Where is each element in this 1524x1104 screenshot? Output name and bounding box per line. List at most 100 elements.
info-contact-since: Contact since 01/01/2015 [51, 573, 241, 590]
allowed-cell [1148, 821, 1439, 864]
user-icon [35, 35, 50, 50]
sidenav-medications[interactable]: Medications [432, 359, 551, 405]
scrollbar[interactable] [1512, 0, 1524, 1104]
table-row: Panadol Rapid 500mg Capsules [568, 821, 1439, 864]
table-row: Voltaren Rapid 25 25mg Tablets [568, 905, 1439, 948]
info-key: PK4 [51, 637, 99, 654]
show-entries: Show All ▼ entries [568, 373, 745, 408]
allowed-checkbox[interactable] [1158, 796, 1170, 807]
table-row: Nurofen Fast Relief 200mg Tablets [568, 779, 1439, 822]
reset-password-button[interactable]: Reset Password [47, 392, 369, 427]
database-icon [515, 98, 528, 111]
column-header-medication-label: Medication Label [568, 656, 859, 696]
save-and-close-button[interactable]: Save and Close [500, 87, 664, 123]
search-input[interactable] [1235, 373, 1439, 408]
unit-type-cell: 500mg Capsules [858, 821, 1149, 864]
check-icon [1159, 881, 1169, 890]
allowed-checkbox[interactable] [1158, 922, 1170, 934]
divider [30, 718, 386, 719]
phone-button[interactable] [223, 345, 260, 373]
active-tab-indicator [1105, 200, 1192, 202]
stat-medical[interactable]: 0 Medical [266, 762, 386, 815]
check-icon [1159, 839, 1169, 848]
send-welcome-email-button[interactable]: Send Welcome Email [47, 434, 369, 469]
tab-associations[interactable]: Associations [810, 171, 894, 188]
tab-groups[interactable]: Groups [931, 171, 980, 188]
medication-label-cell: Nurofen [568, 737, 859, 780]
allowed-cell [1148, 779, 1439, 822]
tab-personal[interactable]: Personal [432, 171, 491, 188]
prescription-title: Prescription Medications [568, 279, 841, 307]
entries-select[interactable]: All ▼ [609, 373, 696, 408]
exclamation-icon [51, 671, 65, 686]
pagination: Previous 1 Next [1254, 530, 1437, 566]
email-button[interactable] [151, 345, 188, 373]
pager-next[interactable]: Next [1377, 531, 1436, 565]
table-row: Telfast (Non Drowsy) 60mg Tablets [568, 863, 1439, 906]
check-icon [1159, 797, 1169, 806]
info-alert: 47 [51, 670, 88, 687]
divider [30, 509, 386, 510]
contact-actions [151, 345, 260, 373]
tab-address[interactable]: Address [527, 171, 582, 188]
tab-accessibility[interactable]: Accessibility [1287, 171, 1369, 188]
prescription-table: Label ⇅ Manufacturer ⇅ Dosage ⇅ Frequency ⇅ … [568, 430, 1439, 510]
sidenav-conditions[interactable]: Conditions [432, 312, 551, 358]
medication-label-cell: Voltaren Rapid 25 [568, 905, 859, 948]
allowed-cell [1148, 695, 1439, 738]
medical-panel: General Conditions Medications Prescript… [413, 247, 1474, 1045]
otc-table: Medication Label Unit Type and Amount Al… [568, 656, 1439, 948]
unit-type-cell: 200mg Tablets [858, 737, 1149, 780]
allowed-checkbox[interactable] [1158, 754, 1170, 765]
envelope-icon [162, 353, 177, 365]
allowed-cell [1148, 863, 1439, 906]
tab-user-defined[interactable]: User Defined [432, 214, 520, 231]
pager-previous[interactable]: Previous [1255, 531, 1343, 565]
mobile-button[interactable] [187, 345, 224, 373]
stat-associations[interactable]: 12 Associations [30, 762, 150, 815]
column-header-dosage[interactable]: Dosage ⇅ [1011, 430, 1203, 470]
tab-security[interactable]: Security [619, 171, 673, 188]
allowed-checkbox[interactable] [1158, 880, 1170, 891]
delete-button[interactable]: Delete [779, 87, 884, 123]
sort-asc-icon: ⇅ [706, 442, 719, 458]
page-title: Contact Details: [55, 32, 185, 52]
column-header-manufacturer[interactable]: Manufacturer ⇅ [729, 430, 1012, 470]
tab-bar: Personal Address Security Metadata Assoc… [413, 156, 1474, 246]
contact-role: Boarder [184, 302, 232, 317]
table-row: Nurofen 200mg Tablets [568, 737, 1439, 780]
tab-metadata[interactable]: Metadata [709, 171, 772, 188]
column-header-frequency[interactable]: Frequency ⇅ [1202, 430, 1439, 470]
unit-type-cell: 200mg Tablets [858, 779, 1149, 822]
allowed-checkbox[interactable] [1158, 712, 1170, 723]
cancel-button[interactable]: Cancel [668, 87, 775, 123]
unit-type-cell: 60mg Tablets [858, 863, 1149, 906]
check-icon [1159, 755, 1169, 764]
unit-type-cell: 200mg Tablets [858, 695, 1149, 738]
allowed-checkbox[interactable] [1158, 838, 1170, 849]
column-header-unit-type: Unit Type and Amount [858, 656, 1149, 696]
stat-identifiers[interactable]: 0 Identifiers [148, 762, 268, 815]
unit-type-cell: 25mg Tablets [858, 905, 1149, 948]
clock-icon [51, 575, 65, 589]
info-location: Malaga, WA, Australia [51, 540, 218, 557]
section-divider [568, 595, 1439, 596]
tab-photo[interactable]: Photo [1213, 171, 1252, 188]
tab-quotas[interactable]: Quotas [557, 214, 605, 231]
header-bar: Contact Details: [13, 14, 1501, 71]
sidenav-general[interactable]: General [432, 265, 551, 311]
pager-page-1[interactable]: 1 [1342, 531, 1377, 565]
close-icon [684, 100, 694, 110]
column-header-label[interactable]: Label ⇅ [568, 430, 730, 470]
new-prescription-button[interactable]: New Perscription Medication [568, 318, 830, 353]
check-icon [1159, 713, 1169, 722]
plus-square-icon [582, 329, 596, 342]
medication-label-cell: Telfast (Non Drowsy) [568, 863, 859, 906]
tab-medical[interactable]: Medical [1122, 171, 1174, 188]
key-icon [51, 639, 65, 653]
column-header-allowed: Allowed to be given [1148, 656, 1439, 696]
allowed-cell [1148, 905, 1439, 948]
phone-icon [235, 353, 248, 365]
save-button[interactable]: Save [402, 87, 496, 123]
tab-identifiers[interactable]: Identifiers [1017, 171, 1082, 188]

= = = = =

• [STATED EXERCISE] Write out every row above word for word, one per line, with nothing changed.

• [TASK RESULT]
Where is each element in this 1524x1104 screenshot? Output name and bounding box per line. List at most 100 elements.
info-contact-since: Contact since 01/01/2015 [51, 573, 241, 590]
allowed-cell [1148, 821, 1439, 864]
user-icon [35, 35, 50, 50]
sidenav-medications[interactable]: Medications [432, 359, 551, 405]
scrollbar[interactable] [1512, 0, 1524, 1104]
table-row: Panadol Rapid 500mg Capsules [568, 821, 1439, 864]
table-row: Voltaren Rapid 25 25mg Tablets [568, 905, 1439, 948]
info-key: PK4 [51, 637, 99, 654]
show-entries: Show All ▼ entries [568, 373, 745, 408]
allowed-checkbox[interactable] [1158, 796, 1170, 807]
table-row: Nurofen Fast Relief 200mg Tablets [568, 779, 1439, 822]
reset-password-button[interactable]: Reset Password [47, 392, 369, 427]
database-icon [515, 98, 528, 111]
column-header-medication-label: Medication Label [568, 656, 859, 696]
save-and-close-button[interactable]: Save and Close [500, 87, 664, 123]
search-input[interactable] [1235, 373, 1439, 408]
unit-type-cell: 500mg Capsules [858, 821, 1149, 864]
check-icon [1159, 881, 1169, 890]
allowed-checkbox[interactable] [1158, 922, 1170, 934]
divider [30, 718, 386, 719]
phone-button[interactable] [223, 345, 260, 373]
active-tab-indicator [1105, 200, 1192, 202]
stat-medical[interactable]: 0 Medical [266, 762, 386, 815]
check-icon [1159, 839, 1169, 848]
send-welcome-email-button[interactable]: Send Welcome Email [47, 434, 369, 469]
tab-associations[interactable]: Associations [810, 171, 894, 188]
tab-groups[interactable]: Groups [931, 171, 980, 188]
medication-label-cell: Nurofen [568, 737, 859, 780]
allowed-cell [1148, 779, 1439, 822]
tab-personal[interactable]: Personal [432, 171, 491, 188]
prescription-title: Prescription Medications [568, 279, 841, 307]
entries-select[interactable]: All ▼ [609, 373, 696, 408]
exclamation-icon [51, 671, 65, 686]
pagination: Previous 1 Next [1254, 530, 1437, 566]
email-button[interactable] [151, 345, 188, 373]
pager-next[interactable]: Next [1377, 531, 1436, 565]
table-row: Telfast (Non Drowsy) 60mg Tablets [568, 863, 1439, 906]
check-icon [1159, 797, 1169, 806]
info-alert: 47 [51, 670, 88, 687]
divider [30, 509, 386, 510]
contact-actions [151, 345, 260, 373]
tab-address[interactable]: Address [527, 171, 582, 188]
tab-accessibility[interactable]: Accessibility [1287, 171, 1369, 188]
prescription-table: Label ⇅ Manufacturer ⇅ Dosage ⇅ Frequency ⇅ … [568, 430, 1439, 510]
sidenav-conditions[interactable]: Conditions [432, 312, 551, 358]
medication-label-cell: Voltaren Rapid 25 [568, 905, 859, 948]
allowed-cell [1148, 695, 1439, 738]
medical-panel: General Conditions Medications Prescript… [413, 247, 1474, 1045]
otc-table: Medication Label Unit Type and Amount Al… [568, 656, 1439, 948]
unit-type-cell: 200mg Tablets [858, 737, 1149, 780]
allowed-checkbox[interactable] [1158, 754, 1170, 765]
envelope-icon [162, 353, 177, 365]
allowed-cell [1148, 863, 1439, 906]
tab-user-defined[interactable]: User Defined [432, 214, 520, 231]
pager-previous[interactable]: Previous [1255, 531, 1343, 565]
mobile-button[interactable] [187, 345, 224, 373]
stat-associations[interactable]: 12 Associations [30, 762, 150, 815]
column-header-dosage[interactable]: Dosage ⇅ [1011, 430, 1203, 470]
tab-security[interactable]: Security [619, 171, 673, 188]
allowed-checkbox[interactable] [1158, 880, 1170, 891]
delete-button[interactable]: Delete [779, 87, 884, 123]
sort-asc-icon: ⇅ [706, 442, 719, 458]
page-title: Contact Details: [55, 32, 185, 52]
column-header-manufacturer[interactable]: Manufacturer ⇅ [729, 430, 1012, 470]
tab-bar: Personal Address Security Metadata Assoc… [413, 156, 1474, 246]
contact-role: Boarder [184, 302, 232, 317]
table-row: Nurofen 200mg Tablets [568, 737, 1439, 780]
tab-metadata[interactable]: Metadata [709, 171, 772, 188]
column-header-frequency[interactable]: Frequency ⇅ [1202, 430, 1439, 470]
unit-type-cell: 200mg Tablets [858, 779, 1149, 822]
allowed-checkbox[interactable] [1158, 712, 1170, 723]
cancel-button[interactable]: Cancel [668, 87, 775, 123]
unit-type-cell: 60mg Tablets [858, 863, 1149, 906]
check-icon [1159, 755, 1169, 764]
unit-type-cell: 200mg Tablets [858, 695, 1149, 738]
allowed-checkbox[interactable] [1158, 838, 1170, 849]
column-header-unit-type: Unit Type and Amount [858, 656, 1149, 696]
stat-identifiers[interactable]: 0 Identifiers [148, 762, 268, 815]
unit-type-cell: 25mg Tablets [858, 905, 1149, 948]
clock-icon [51, 575, 65, 589]
info-location: Malaga, WA, Australia [51, 540, 218, 557]
section-divider [568, 595, 1439, 596]
tab-photo[interactable]: Photo [1213, 171, 1252, 188]
tab-quotas[interactable]: Quotas [557, 214, 605, 231]
header-bar: Contact Details: [13, 14, 1501, 71]
sidenav-general[interactable]: General [432, 265, 551, 311]
pager-page-1[interactable]: 1 [1342, 531, 1377, 565]
close-icon [684, 100, 694, 110]
column-header-label[interactable]: Label ⇅ [568, 430, 730, 470]
new-prescription-button[interactable]: New Perscription Medication [568, 318, 830, 353]
check-icon [1159, 713, 1169, 722]
plus-square-icon [582, 329, 596, 342]
medication-label-cell: Telfast (Non Drowsy) [568, 863, 859, 906]
tab-medical[interactable]: Medical [1122, 171, 1174, 188]
key-icon [51, 639, 65, 653]
column-header-allowed: Allowed to be given [1148, 656, 1439, 696]
allowed-cell [1148, 905, 1439, 948]
phone-icon [235, 353, 248, 365]
save-button[interactable]: Save [402, 87, 496, 123]
tab-identifiers[interactable]: Identifiers [1017, 171, 1082, 188]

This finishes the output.